===== RECORDS SHOWN =====

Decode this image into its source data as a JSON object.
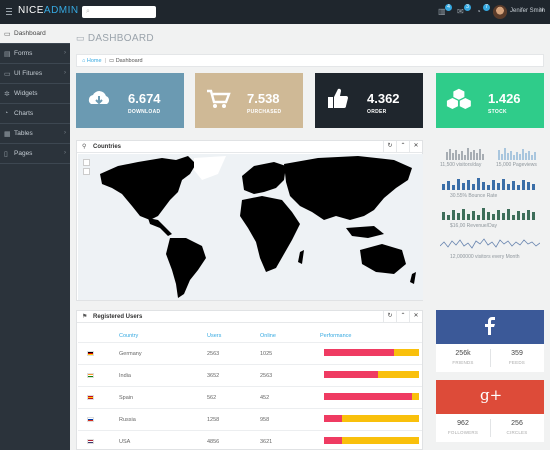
{
  "brand": {
    "left": "NICE",
    "right": "ADMIN"
  },
  "search": {
    "placeholder": ""
  },
  "topbar": {
    "badges": [
      "4",
      "3",
      "7"
    ],
    "user_name": "Jenifer Smith"
  },
  "sidebar": {
    "items": [
      {
        "label": "Dashboard",
        "icon": "laptop-icon",
        "active": true
      },
      {
        "label": "Forms",
        "icon": "document-icon"
      },
      {
        "label": "UI Fitures",
        "icon": "desktop-icon"
      },
      {
        "label": "Widgets",
        "icon": "gear-icon"
      },
      {
        "label": "Charts",
        "icon": "pie-chart-icon"
      },
      {
        "label": "Tables",
        "icon": "table-icon"
      },
      {
        "label": "Pages",
        "icon": "file-icon"
      }
    ]
  },
  "page": {
    "title": "DASHBOARD"
  },
  "breadcrumb": {
    "home": "Home",
    "current": "Dashboard"
  },
  "tiles": [
    {
      "value": "6.674",
      "label": "DOWNLOAD",
      "color": "#6b9ab2",
      "icon": "cloud-download-icon"
    },
    {
      "value": "7.538",
      "label": "PURCHASED",
      "color": "#cfb996",
      "icon": "shopping-cart-icon"
    },
    {
      "value": "4.362",
      "label": "ORDER",
      "color": "#1f262d",
      "icon": "thumbs-up-icon"
    },
    {
      "value": "1.426",
      "label": "STOCK",
      "color": "#2fcc8a",
      "icon": "cubes-icon"
    }
  ],
  "map_panel": {
    "title": "Countries"
  },
  "sparklines": [
    {
      "label": "11,500 visitors/day",
      "color": "#a7adb3"
    },
    {
      "label": "15,000 Pageviews",
      "color": "#a9c6de"
    },
    {
      "label": "30.55% Bounce Rate",
      "color": "#3a6ea8"
    },
    {
      "label": "$16,00 Revenue/Day",
      "color": "#3e6e5a"
    },
    {
      "label": "12,000000 visitors every Month",
      "color": "#6a86b0"
    }
  ],
  "users_panel": {
    "title": "Registered Users",
    "columns": [
      "Country",
      "Users",
      "Online",
      "Performance"
    ],
    "rows": [
      {
        "country": "Germany",
        "users": "2563",
        "online": "1025",
        "perf": 0.74,
        "flag": [
          "#000000",
          "#dd0000",
          "#ffce00"
        ]
      },
      {
        "country": "India",
        "users": "3652",
        "online": "2563",
        "perf": 0.57,
        "flag": [
          "#ff9933",
          "#ffffff",
          "#138808"
        ]
      },
      {
        "country": "Spain",
        "users": "562",
        "online": "452",
        "perf": 0.93,
        "flag": [
          "#c60b1e",
          "#ffc400",
          "#c60b1e"
        ]
      },
      {
        "country": "Russia",
        "users": "1258",
        "online": "958",
        "perf": 0.19,
        "flag": [
          "#ffffff",
          "#0039a6",
          "#d52b1e"
        ]
      },
      {
        "country": "USA",
        "users": "4856",
        "online": "3621",
        "perf": 0.19,
        "flag": [
          "#b22234",
          "#ffffff",
          "#3c3b6e"
        ]
      }
    ]
  },
  "facebook": {
    "glyph": "f",
    "color": "#3b5998",
    "stat1_value": "256k",
    "stat1_label": "FRIENDS",
    "stat2_value": "359",
    "stat2_label": "FEEDS"
  },
  "google": {
    "glyph": "g+",
    "color": "#dd4b39",
    "stat1_value": "962",
    "stat1_label": "FOLLOWERS",
    "stat2_value": "256",
    "stat2_label": "CIRCLES"
  }
}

=====

WHAT IS BEING ASKED: Write out all the records again, exactly, minus any pictures.

ANSWER IN FULL:
Decode this image into its source data as a JSON object.
{
  "brand": {
    "left": "NICE",
    "right": "ADMIN"
  },
  "search": {
    "placeholder": ""
  },
  "topbar": {
    "badges": [
      "4",
      "3",
      "7"
    ],
    "user_name": "Jenifer Smith"
  },
  "sidebar": {
    "items": [
      {
        "label": "Dashboard",
        "icon": "laptop-icon",
        "active": true
      },
      {
        "label": "Forms",
        "icon": "document-icon"
      },
      {
        "label": "UI Fitures",
        "icon": "desktop-icon"
      },
      {
        "label": "Widgets",
        "icon": "gear-icon"
      },
      {
        "label": "Charts",
        "icon": "pie-chart-icon"
      },
      {
        "label": "Tables",
        "icon": "table-icon"
      },
      {
        "label": "Pages",
        "icon": "file-icon"
      }
    ]
  },
  "page": {
    "title": "DASHBOARD"
  },
  "breadcrumb": {
    "home": "Home",
    "current": "Dashboard"
  },
  "tiles": [
    {
      "value": "6.674",
      "label": "DOWNLOAD",
      "color": "#6b9ab2",
      "icon": "cloud-download-icon"
    },
    {
      "value": "7.538",
      "label": "PURCHASED",
      "color": "#cfb996",
      "icon": "shopping-cart-icon"
    },
    {
      "value": "4.362",
      "label": "ORDER",
      "color": "#1f262d",
      "icon": "thumbs-up-icon"
    },
    {
      "value": "1.426",
      "label": "STOCK",
      "color": "#2fcc8a",
      "icon": "cubes-icon"
    }
  ],
  "map_panel": {
    "title": "Countries"
  },
  "sparklines": [
    {
      "label": "11,500 visitors/day",
      "color": "#a7adb3"
    },
    {
      "label": "15,000 Pageviews",
      "color": "#a9c6de"
    },
    {
      "label": "30.55% Bounce Rate",
      "color": "#3a6ea8"
    },
    {
      "label": "$16,00 Revenue/Day",
      "color": "#3e6e5a"
    },
    {
      "label": "12,000000 visitors every Month",
      "color": "#6a86b0"
    }
  ],
  "users_panel": {
    "title": "Registered Users",
    "columns": [
      "Country",
      "Users",
      "Online",
      "Performance"
    ],
    "rows": [
      {
        "country": "Germany",
        "users": "2563",
        "online": "1025",
        "perf": 0.74,
        "flag": [
          "#000000",
          "#dd0000",
          "#ffce00"
        ]
      },
      {
        "country": "India",
        "users": "3652",
        "online": "2563",
        "perf": 0.57,
        "flag": [
          "#ff9933",
          "#ffffff",
          "#138808"
        ]
      },
      {
        "country": "Spain",
        "users": "562",
        "online": "452",
        "perf": 0.93,
        "flag": [
          "#c60b1e",
          "#ffc400",
          "#c60b1e"
        ]
      },
      {
        "country": "Russia",
        "users": "1258",
        "online": "958",
        "perf": 0.19,
        "flag": [
          "#ffffff",
          "#0039a6",
          "#d52b1e"
        ]
      },
      {
        "country": "USA",
        "users": "4856",
        "online": "3621",
        "perf": 0.19,
        "flag": [
          "#b22234",
          "#ffffff",
          "#3c3b6e"
        ]
      }
    ]
  },
  "facebook": {
    "glyph": "f",
    "color": "#3b5998",
    "stat1_value": "256k",
    "stat1_label": "FRIENDS",
    "stat2_value": "359",
    "stat2_label": "FEEDS"
  },
  "google": {
    "glyph": "g+",
    "color": "#dd4b39",
    "stat1_value": "962",
    "stat1_label": "FOLLOWERS",
    "stat2_value": "256",
    "stat2_label": "CIRCLES"
  }
}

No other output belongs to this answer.